Нам сказали, что Бог умер

Юрий Арабов

Постмодернизм, кажется, умер. Казалось бы, смешно выступать с подобным утверждением, когда чуть ли не каждый представитель московской и питерской богемы так или иначе работает с этим художественным направлением, абсолютно тоталитарным по своему существу, то есть претендующем на всеохватность не меньше, чем какой-нибудь соцреализм. Действительно, что может написать наш брат сочинитель в ситуации, когда «все уже написано»? Только «писать об уже написанном». Чему в этом мире отдать предпочтение, если из него «исчезла» подлинность? Только актерству, игре. В какого Бога верить, если христианский Бог в ХХ веке не уберег нас ни от лагерей, ни от массовых кровопусканий? Да в любого, не все ли равно в какого. А лучше не верить ни во что, относясь к вере, как к поводу для очередного художественного аттракциона, по существу, не обязательного, а значит — скучного. Постмодернизм — система, в которой отсутствуют предпочтения, где червь равен Богу, а король — капусте, где «человек страдающий» позорно капитулировал перед «человеком играющим»... В 70-х и 80-х годах подобная художественная позиция выглядела вполне «благородно». Хотя бы потому, что она была реакцией на тоталитарный диктат соцреализма, предлагавший искусству свою шкалу ценностей, свою нравственную нормативность, достаточно жесткую, как и любая идеология, возведенная в государственный ранг. Однако сегодня, в 90-х, ситуация начала меняться, и в «абсолютном» художественном направлении, вбирающем в себя «все», ни за что не отвечающем, обнаружились досадные сбои.
Первый сбой, на мой взгляд, связан с массовостью этого явления. Выяснилось, что постмодернистом может стать всякий, кто умеет держать ручку или кисть в руках. Для этого даже не стоит быть блистательным стилистом, как В.Сорокин, для этого не стоит вообще «уметь», для этого нужно «хотеть», потому что в мире, где отсутствуют предпочтения (то есть «подлинность»), практически невозможно доказать, чем круг от унитаза «хуже» живописи Веласкеса. Он и не хуже. Мне сдается даже, что лучше, ибо привязан к нуждам человеческим больше, крепче, устойчивее. Вследствие этого возникает парадокс: явление, зародившееся как аристократическое, элитарное (во всяком случае, в художественной практике отечественного андеграунда прошлых десятилетий), сегодня превратилось в массовое. Где тот мудрец, кто обнаружит существенную разницу между поп-культурой и постмодерном? Это сделать труднее, чем обнаружить различия между Пресняковым-младшим и Пресняковым-старшим. И никакие терминологические изыски молодой критики не скроют досадного для многих факта: постмодерн есть поп-культура сегодня. «Доходчивый», забавный, «ненавязчивый», не требующий в принципе специальной подготовки восприятия, он в меру развлекает «широкие массы» трудящихся, оставляя их, по сути, совершенно равнодушными. Можно сказать и по-другому: постмодерн есть демократия сегодня. Вернее, любое демократическое общество так или иначе связано с этим художественным явлением. У них много общего. Так же, как и постмодернизм, демократия не предполагает жестких приоритетов, например, в вопросах веры, в философских и эстетических пристрастиях. Так же, как и постмодернизм, демократия оставляет право «каждому решать самому», «что есть истина». Кажется, Понтий Пилат был первый широко прославившийся постмодернист.

ПРЕДСТАВЛЕННЫЕ ДАННЫЕ:
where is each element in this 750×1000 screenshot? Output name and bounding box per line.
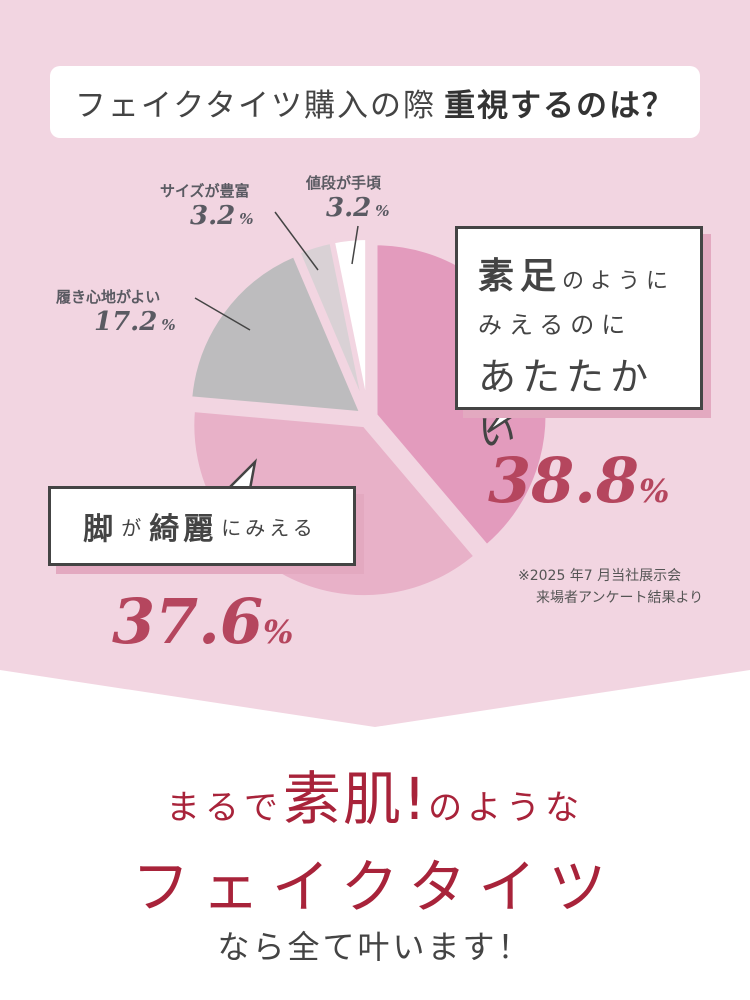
bubble1-kanji: 素足 — [478, 256, 563, 297]
pie-slice-2 — [188, 252, 365, 416]
label-price: 値段が手頃 3.2% — [306, 172, 390, 223]
headline-pre: まるで — [165, 788, 283, 828]
bubble2-k1: 脚 — [83, 512, 118, 547]
headline-line2: フェイクタイツ — [131, 853, 619, 921]
label-unit: % — [161, 316, 176, 334]
label-value: 3.2 — [326, 193, 372, 223]
label-name: 値段が手頃 — [306, 174, 382, 192]
chart-title: フェイクタイツ購入の際 重視するのは？ — [50, 66, 700, 138]
pct-unit: % — [639, 472, 670, 510]
title-normal: フェイクタイツ購入の際 — [74, 87, 437, 124]
label-comfort: 履き心地がよい 17.2% — [56, 286, 176, 337]
bubble2-h2: にみえる — [221, 515, 317, 540]
pct-value: 38.8 — [488, 444, 640, 517]
headline-line1: まるで素肌!のような — [0, 752, 750, 836]
bubble-warm: 素足のように みえるのに あたたかい — [455, 226, 703, 454]
pct-warm: 38.8% — [488, 444, 669, 517]
bubble-legs: 脚が綺麗 にみえる — [48, 486, 356, 566]
bubble2-k2: 綺麗 — [149, 512, 218, 547]
bubble2-h1: が — [121, 515, 146, 540]
label-size: サイズが豊富 3.2% — [160, 180, 254, 231]
headline-em: 素肌! — [282, 765, 429, 833]
survey-note: ※2025 年7 月当社展示会来場者アンケート結果より — [518, 565, 703, 609]
label-name: サイズが豊富 — [160, 182, 250, 200]
leader-line-comfort — [194, 297, 251, 331]
title-bold: 重視するのは？ — [444, 87, 676, 124]
pct-legs: 37.6% — [112, 585, 293, 658]
label-name: 履き心地がよい — [56, 288, 161, 306]
leader-line-size — [274, 211, 319, 271]
headline-line3: なら全て叶います！ — [217, 928, 533, 966]
label-value: 3.2 — [190, 201, 236, 231]
pct-unit: % — [263, 613, 294, 651]
label-unit: % — [375, 202, 390, 220]
headline-post: のような — [428, 788, 585, 828]
bubble1-line2: みえるのに — [478, 311, 633, 339]
bubble1-line3: あたたかい — [478, 355, 655, 454]
bubble1-hira: のように — [562, 269, 675, 294]
label-unit: % — [239, 210, 254, 228]
label-value: 17.2 — [94, 307, 158, 337]
pct-value: 37.6 — [112, 585, 264, 658]
leader-line-price — [351, 225, 359, 265]
pie-slice-4 — [330, 236, 370, 411]
note-line1: ※2025 年7 月当社展示会 — [518, 568, 682, 584]
note-line2: 来場者アンケート結果より — [536, 590, 704, 606]
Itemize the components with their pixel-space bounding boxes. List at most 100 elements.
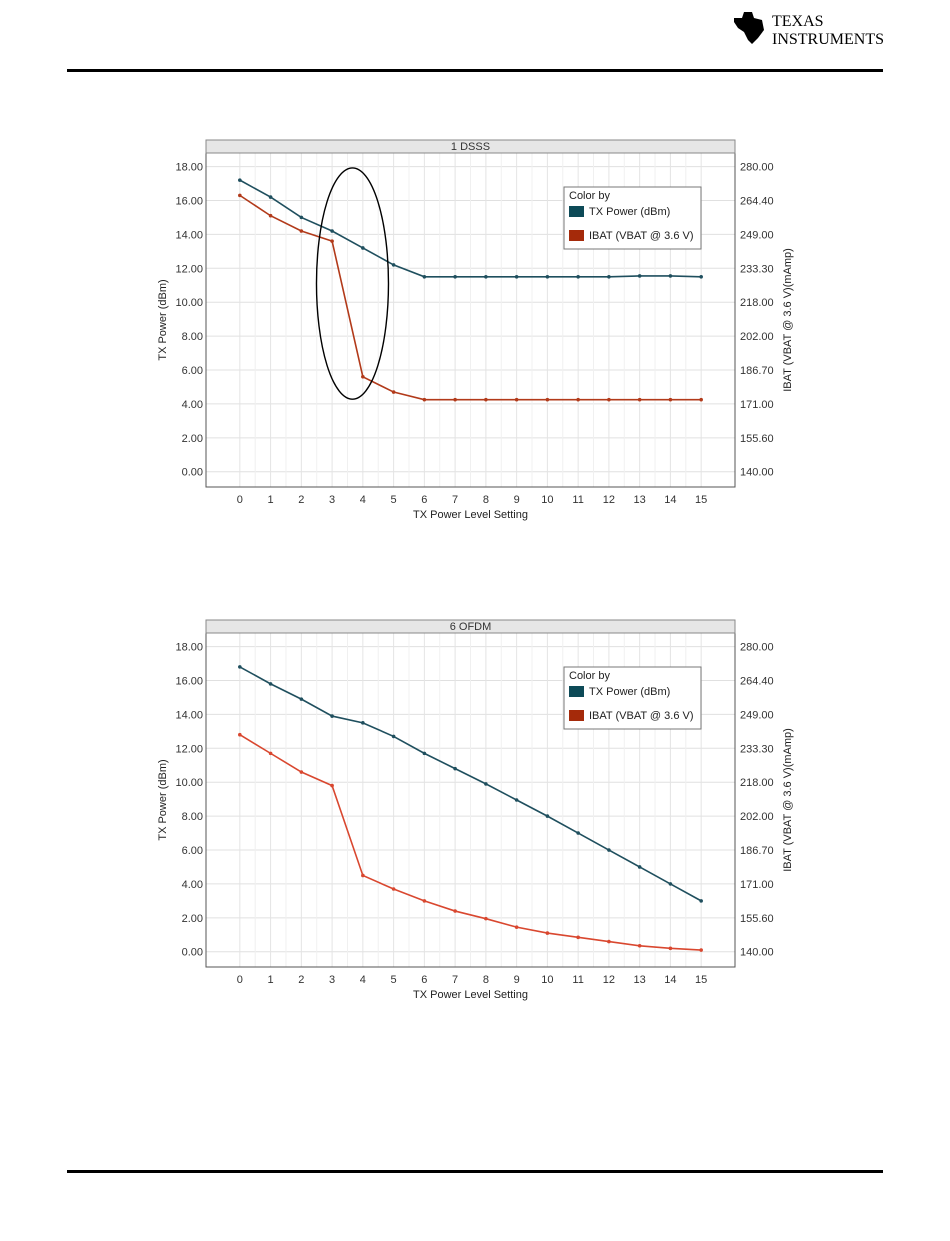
chart-1-y2tick-label: 218.00 — [740, 297, 774, 309]
chart-1-series-0-point — [238, 178, 242, 182]
chart-2-series-1-point — [238, 732, 242, 737]
chart-2-ytick-label: 2.00 — [182, 913, 203, 925]
chart-2-series-0-point — [514, 798, 519, 802]
chart-2-legend-label-1: IBAT (VBAT @ 3.6 V) — [589, 710, 694, 722]
chart-1-ytick-label: 18.00 — [175, 162, 203, 174]
chart-2-xtick-label: 6 — [421, 974, 427, 986]
chart-1-title: 1 DSSS — [451, 141, 490, 153]
chart-1-series-1-point — [607, 397, 611, 402]
chart-1-xtick-label: 11 — [572, 494, 583, 506]
chart-1-series-0-point — [391, 263, 396, 267]
chart-2-series-0-line — [239, 666, 702, 902]
chart-2-y2tick-label: 155.60 — [740, 913, 774, 925]
chart-2-legend-title: Color by — [569, 670, 610, 682]
chart-2-ytick-label: 18.00 — [175, 642, 203, 654]
chart-1-series-1-point — [238, 193, 242, 198]
logo-text-instruments: INSTRUMENTS — [772, 31, 884, 48]
chart-1-title-bar — [205, 139, 736, 154]
chart-2-series-1-point — [576, 935, 580, 940]
chart-2-series-0-point — [391, 734, 396, 739]
chart-2-xtick-label: 9 — [514, 974, 520, 986]
chart-1-series-1-point — [299, 229, 304, 233]
chart-2-series-0-point — [330, 714, 334, 718]
chart-2-ytick-label: 6.00 — [182, 845, 203, 857]
chart-2-y2tick-label: 280.00 — [740, 642, 774, 654]
chart-2-xtick-label: 15 — [695, 974, 707, 986]
chart-2-series-1-point — [699, 948, 703, 952]
chart-1-xtick-label: 10 — [541, 494, 553, 506]
chart-1-y2tick-label: 171.00 — [740, 399, 774, 411]
chart-2-series-1-point — [668, 946, 673, 951]
chart-1-ytick-label: 12.00 — [175, 263, 203, 275]
chart-1-xtick-label: 13 — [634, 494, 646, 506]
chart-1-series-1-point — [545, 397, 550, 402]
chart-1-xtick-label: 4 — [360, 494, 366, 506]
chart-1-series-0-point — [299, 215, 304, 220]
chart-2-ytick-label: 12.00 — [175, 743, 203, 755]
chart-1-series-0-point — [422, 274, 427, 279]
chart-2-title: 6 OFDM — [450, 621, 492, 633]
chart-2-y2tick-label: 202.00 — [740, 811, 774, 823]
chart-2-series-0-point — [268, 682, 273, 686]
chart-2-y2tick-label: 186.70 — [740, 845, 774, 857]
chart-1-ytick-label: 16.00 — [175, 195, 203, 207]
chart-1-xtick-label: 12 — [603, 494, 615, 506]
chart-2-series-0-point — [668, 882, 673, 886]
chart-2-ytick-label: 4.00 — [182, 879, 203, 891]
chart-2-xtick-label: 5 — [391, 974, 397, 986]
chart-2-series-1-point — [514, 925, 519, 929]
chart-1-series-0-point — [514, 274, 519, 279]
chart-2-xtick-label: 13 — [634, 974, 646, 986]
chart-2-series-1-point — [422, 899, 427, 903]
chart-1-series-1-point — [422, 397, 427, 402]
chart-1-series-1-point — [576, 397, 580, 402]
chart-2-ytick-label: 10.00 — [175, 777, 203, 789]
chart-1-series-0-point — [699, 274, 703, 279]
chart-2-y2tick-label: 171.00 — [740, 879, 774, 891]
chart-2-y2tick-label: 233.30 — [740, 743, 774, 755]
chart-1-xtick-label: 3 — [329, 494, 335, 506]
ti-state-icon — [734, 12, 764, 44]
chart-2-series-0-point — [453, 766, 457, 771]
chart-1-xtick-label: 1 — [268, 494, 274, 506]
chart-2-series-1-point — [391, 887, 396, 891]
chart-1-series-0-point — [637, 274, 642, 278]
chart-2-xtick-label: 12 — [603, 974, 615, 986]
chart-2-xtick-label: 0 — [237, 974, 243, 986]
chart-2-y2tick-label: 249.00 — [740, 709, 774, 721]
chart-1-xtick-label: 2 — [298, 494, 304, 506]
chart-1-y2label: IBAT (VBAT @ 3.6 V)(mAmp) — [782, 248, 794, 392]
chart-1-ytick-label: 10.00 — [175, 297, 203, 309]
chart-2-legend-swatch-1 — [569, 710, 584, 721]
chart-2-series-1-point — [607, 939, 611, 944]
chart-1-series-0-point — [668, 274, 673, 278]
chart-1-legend-swatch-1 — [569, 230, 584, 241]
chart-1-xtick-label: 0 — [237, 494, 243, 506]
chart-2-xtick-label: 2 — [298, 974, 304, 986]
chart-6-ofdm: 6 OFDM 0.00 2.00 4.00 6.00 8.00 10.00 12.00 14.0… — [157, 619, 794, 1001]
chart-2-xtick-label: 1 — [268, 974, 274, 986]
chart-1-series-1-point — [391, 390, 396, 394]
chart-2-xtick-label: 14 — [664, 974, 676, 986]
chart-2-legend-box — [563, 666, 702, 730]
chart-2-series-1-point — [545, 931, 550, 935]
chart-2-series-0-point — [422, 751, 427, 756]
chart-2-series-1-point — [453, 909, 457, 913]
chart-1-ytick-label: 4.00 — [182, 399, 203, 411]
chart-1-series-1-point — [668, 397, 673, 402]
chart-2-series-0-point — [637, 865, 642, 869]
chart-2-y2label: IBAT (VBAT @ 3.6 V)(mAmp) — [782, 728, 794, 872]
chart-1-series-1-point — [699, 397, 703, 402]
chart-1-xtick-label: 7 — [452, 494, 458, 506]
chart-2-series-0-point — [299, 697, 304, 701]
footer-rule — [67, 1170, 883, 1173]
chart-2-xtick-label: 3 — [329, 974, 335, 986]
chart-2-legend-label-0: TX Power (dBm) — [589, 686, 670, 698]
chart-2-ytick-label: 16.00 — [175, 675, 203, 687]
chart-2-series-0-point — [484, 782, 488, 786]
chart-1-series-0-point — [330, 229, 334, 233]
chart-2-series-1-point — [361, 873, 365, 878]
chart-1-series-0-line — [239, 179, 702, 278]
chart-1-legend-swatch-0 — [569, 206, 584, 217]
chart-1-legend-box — [563, 186, 702, 250]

ОПИСАНИЕ ЗАДАНИЯ:
Почему, согласно тексту о постмодернизме, в 70-х и 80-х годах постмодернистская художественная позиция выглядела «благородно»? Ответьте одним–тремя предложениями.

ПРАВИЛЬНЫЙ ОТВЕТ:
Эта позиция выглядела «благородно», потому что была реакцией на тоталитарный диктат соцреализма. Соцреализм предлагал искусству свою шкалу ценностей и свою нравственную нормативность, достаточно жесткую, как и любая идеология, возведенная в государственный ранг.